> [TASK GOAL]: Below is a listing. Gather each line of it that contains "which".

> [TASK DATA]:
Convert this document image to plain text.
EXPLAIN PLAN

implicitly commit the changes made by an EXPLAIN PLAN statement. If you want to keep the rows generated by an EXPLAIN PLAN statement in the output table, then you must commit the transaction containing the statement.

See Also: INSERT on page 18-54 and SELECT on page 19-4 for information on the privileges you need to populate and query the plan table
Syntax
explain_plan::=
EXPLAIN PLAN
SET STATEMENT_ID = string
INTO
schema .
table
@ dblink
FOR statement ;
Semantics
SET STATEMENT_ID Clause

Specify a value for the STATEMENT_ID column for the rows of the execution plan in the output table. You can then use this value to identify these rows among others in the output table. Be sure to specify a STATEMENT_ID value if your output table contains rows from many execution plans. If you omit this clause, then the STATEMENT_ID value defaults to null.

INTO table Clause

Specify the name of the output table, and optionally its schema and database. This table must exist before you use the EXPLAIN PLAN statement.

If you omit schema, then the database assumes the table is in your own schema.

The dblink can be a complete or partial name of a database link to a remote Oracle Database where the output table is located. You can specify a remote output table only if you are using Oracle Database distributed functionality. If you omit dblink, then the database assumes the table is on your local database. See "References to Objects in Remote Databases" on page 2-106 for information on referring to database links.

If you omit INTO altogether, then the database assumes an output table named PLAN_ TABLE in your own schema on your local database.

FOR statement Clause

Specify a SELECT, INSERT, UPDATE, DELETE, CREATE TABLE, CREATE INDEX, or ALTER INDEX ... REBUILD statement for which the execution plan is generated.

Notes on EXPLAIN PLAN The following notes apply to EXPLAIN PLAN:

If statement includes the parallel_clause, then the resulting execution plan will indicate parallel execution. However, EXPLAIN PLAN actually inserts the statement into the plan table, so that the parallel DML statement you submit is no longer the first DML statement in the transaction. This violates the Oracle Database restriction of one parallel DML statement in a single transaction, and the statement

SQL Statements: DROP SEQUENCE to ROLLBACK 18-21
---
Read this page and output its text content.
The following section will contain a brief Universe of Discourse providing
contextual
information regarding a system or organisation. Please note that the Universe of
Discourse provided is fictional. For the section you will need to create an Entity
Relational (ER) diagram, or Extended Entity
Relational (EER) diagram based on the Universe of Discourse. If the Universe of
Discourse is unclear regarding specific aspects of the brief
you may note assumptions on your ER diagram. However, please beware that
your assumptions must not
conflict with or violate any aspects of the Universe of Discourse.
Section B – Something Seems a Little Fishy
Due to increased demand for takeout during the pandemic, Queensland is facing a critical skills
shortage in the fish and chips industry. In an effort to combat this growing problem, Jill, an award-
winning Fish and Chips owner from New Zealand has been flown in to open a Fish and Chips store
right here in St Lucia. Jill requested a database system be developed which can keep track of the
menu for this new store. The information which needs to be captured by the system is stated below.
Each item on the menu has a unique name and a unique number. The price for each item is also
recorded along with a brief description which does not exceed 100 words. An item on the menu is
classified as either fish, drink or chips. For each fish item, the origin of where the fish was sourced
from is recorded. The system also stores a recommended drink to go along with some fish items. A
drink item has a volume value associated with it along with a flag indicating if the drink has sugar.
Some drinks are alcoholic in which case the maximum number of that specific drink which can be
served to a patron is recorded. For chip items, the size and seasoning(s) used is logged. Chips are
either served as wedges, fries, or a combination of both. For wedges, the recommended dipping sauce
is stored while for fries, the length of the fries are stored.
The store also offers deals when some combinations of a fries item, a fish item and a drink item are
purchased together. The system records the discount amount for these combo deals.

> [EXPECTED OUTPUT]:
Specify a SELECT, INSERT, UPDATE, DELETE, CREATE TABLE, CREATE INDEX, or ALTER INDEX ... REBUILD statement for which the execution plan is generated.
right here in St Lucia. Jill requested a database system be developed which can keep track of the
menu for this new store. The information which needs to be captured by the system is stated below.
recorded along with a brief description which does not exceed 100 words. An item on the menu is
Some drinks are alcoholic in which case the maximum number of that specific drink which can be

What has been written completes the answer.